[start]

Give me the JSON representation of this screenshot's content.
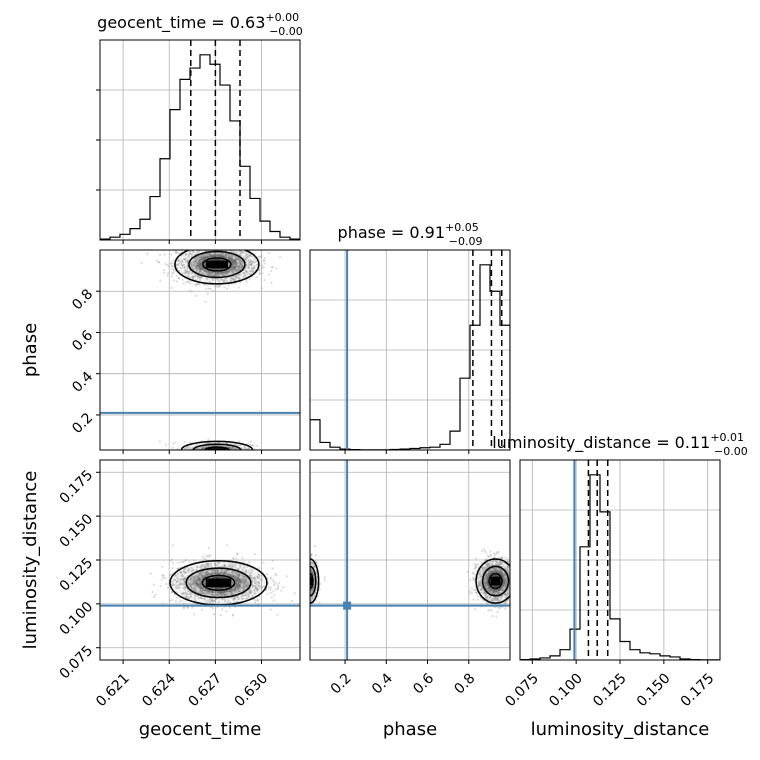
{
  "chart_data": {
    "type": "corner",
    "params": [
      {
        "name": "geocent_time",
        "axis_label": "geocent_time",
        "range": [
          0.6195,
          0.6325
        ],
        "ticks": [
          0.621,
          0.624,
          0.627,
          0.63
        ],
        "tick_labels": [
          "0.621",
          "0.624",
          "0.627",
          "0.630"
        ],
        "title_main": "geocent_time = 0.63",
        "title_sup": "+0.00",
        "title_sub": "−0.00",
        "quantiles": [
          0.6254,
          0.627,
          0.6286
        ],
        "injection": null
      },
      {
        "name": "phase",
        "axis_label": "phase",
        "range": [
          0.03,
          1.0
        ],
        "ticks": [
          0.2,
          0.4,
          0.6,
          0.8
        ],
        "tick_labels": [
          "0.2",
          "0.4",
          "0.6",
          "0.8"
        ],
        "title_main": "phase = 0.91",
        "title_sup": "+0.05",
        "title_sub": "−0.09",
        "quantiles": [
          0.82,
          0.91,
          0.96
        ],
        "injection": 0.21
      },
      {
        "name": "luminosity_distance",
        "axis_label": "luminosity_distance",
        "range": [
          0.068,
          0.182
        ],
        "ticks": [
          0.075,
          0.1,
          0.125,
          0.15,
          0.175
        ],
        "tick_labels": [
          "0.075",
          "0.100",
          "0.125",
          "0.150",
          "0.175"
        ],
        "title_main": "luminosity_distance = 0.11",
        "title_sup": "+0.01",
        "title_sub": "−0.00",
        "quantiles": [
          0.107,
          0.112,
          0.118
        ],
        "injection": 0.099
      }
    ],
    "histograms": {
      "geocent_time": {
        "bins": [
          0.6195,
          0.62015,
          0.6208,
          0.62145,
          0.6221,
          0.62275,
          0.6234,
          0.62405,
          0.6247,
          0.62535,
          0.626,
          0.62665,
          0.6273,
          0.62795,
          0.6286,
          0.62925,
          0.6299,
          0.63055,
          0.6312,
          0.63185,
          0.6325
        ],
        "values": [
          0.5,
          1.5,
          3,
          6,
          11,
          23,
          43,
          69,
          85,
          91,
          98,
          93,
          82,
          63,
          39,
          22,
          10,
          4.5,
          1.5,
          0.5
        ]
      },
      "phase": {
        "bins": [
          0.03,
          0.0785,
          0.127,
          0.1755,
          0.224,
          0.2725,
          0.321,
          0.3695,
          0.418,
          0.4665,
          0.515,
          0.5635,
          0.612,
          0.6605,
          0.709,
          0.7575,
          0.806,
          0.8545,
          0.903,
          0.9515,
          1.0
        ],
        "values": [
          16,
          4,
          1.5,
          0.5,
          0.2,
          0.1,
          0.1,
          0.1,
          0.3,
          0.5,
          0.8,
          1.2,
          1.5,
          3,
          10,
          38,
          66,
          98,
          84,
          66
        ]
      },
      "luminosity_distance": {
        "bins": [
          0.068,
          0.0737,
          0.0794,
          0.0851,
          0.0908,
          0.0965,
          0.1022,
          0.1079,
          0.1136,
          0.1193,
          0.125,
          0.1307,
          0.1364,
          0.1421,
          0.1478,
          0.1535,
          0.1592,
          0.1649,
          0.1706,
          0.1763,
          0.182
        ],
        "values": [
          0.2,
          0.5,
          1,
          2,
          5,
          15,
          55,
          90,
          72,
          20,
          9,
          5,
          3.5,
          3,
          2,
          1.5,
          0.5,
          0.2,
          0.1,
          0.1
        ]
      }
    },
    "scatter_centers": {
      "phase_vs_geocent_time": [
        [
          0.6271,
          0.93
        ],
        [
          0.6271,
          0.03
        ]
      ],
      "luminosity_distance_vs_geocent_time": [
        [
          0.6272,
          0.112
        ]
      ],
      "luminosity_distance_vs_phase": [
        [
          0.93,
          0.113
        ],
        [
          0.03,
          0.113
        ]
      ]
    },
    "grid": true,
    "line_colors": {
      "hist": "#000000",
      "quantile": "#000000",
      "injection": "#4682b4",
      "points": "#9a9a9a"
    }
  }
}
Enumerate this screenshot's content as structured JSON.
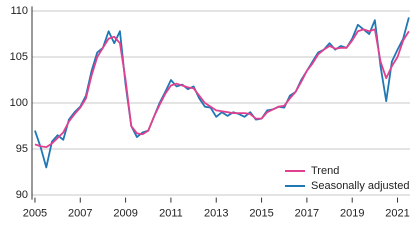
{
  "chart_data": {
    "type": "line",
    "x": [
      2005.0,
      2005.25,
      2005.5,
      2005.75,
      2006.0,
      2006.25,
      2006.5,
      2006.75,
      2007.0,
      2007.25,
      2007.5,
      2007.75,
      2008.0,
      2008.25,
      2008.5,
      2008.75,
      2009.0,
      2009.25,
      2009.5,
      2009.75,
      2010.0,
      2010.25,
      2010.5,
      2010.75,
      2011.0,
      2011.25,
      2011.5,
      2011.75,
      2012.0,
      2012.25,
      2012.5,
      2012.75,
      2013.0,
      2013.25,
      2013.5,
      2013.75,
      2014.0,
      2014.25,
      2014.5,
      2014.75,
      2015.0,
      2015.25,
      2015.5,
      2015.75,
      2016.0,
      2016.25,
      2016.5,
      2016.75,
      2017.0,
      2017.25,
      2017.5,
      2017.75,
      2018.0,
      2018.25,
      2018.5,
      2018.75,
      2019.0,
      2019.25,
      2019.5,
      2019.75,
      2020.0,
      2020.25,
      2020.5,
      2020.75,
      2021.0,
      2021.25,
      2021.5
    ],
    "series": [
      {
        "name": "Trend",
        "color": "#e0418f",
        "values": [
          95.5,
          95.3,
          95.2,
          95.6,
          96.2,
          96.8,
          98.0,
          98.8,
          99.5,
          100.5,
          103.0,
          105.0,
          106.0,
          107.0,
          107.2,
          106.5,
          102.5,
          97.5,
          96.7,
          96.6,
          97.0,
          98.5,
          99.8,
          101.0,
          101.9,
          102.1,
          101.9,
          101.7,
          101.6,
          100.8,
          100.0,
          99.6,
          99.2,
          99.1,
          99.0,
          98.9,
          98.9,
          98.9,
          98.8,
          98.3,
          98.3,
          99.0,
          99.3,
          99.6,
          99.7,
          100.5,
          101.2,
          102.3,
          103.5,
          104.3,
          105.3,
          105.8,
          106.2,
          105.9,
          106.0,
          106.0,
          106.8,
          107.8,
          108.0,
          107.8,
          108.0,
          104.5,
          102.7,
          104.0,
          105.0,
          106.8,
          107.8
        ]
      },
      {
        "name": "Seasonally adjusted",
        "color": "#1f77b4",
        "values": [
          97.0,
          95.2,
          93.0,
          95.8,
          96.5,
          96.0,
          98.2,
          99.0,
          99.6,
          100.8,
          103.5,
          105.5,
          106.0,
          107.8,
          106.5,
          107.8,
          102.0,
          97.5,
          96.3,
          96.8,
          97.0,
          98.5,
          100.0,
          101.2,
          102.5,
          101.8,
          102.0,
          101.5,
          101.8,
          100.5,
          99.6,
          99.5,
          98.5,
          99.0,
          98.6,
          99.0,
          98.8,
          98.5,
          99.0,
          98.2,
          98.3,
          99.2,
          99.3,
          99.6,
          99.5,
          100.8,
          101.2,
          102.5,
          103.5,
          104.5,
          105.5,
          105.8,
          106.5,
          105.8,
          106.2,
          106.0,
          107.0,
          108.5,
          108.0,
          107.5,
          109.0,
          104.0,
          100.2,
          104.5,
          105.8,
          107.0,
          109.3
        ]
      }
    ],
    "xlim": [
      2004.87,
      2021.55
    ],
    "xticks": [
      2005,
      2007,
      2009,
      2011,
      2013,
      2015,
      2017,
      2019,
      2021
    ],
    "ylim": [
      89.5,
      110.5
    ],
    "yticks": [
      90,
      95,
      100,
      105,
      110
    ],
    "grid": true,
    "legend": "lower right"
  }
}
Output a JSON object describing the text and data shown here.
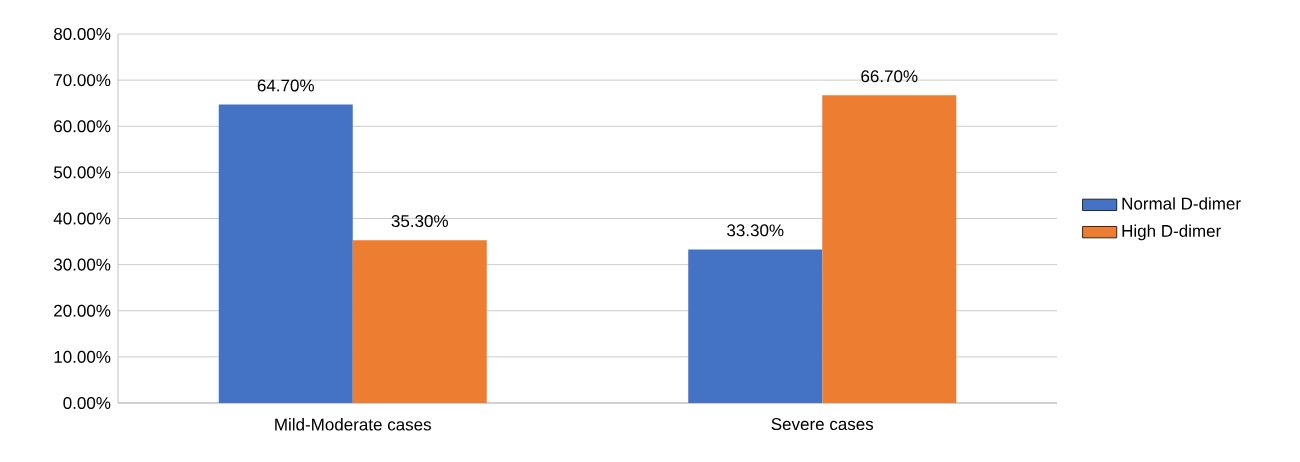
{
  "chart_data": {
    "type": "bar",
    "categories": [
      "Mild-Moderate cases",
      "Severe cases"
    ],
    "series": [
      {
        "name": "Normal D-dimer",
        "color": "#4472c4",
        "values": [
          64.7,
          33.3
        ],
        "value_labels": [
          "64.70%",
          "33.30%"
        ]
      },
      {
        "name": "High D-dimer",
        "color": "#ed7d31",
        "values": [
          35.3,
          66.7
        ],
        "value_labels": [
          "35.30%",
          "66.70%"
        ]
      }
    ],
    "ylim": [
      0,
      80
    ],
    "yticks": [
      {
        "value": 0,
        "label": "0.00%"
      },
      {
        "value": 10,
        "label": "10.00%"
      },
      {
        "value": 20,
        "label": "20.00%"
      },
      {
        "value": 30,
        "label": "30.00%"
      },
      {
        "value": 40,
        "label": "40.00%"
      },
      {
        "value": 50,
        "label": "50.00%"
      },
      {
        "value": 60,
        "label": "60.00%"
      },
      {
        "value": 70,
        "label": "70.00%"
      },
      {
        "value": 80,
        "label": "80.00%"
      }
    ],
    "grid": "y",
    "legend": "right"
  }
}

[end]

**Problem**
Quote the material above exactly, from the line holding "Output a JSON" through its last line, including both. Omit the pictures.

**The solution**
Output a JSON object describing the text and data shown here.
{
  "chart_data": {
    "type": "bar",
    "categories": [
      "Mild-Moderate cases",
      "Severe cases"
    ],
    "series": [
      {
        "name": "Normal D-dimer",
        "color": "#4472c4",
        "values": [
          64.7,
          33.3
        ],
        "value_labels": [
          "64.70%",
          "33.30%"
        ]
      },
      {
        "name": "High D-dimer",
        "color": "#ed7d31",
        "values": [
          35.3,
          66.7
        ],
        "value_labels": [
          "35.30%",
          "66.70%"
        ]
      }
    ],
    "ylim": [
      0,
      80
    ],
    "yticks": [
      {
        "value": 0,
        "label": "0.00%"
      },
      {
        "value": 10,
        "label": "10.00%"
      },
      {
        "value": 20,
        "label": "20.00%"
      },
      {
        "value": 30,
        "label": "30.00%"
      },
      {
        "value": 40,
        "label": "40.00%"
      },
      {
        "value": 50,
        "label": "50.00%"
      },
      {
        "value": 60,
        "label": "60.00%"
      },
      {
        "value": 70,
        "label": "70.00%"
      },
      {
        "value": 80,
        "label": "80.00%"
      }
    ],
    "grid": "y",
    "legend": "right"
  }
}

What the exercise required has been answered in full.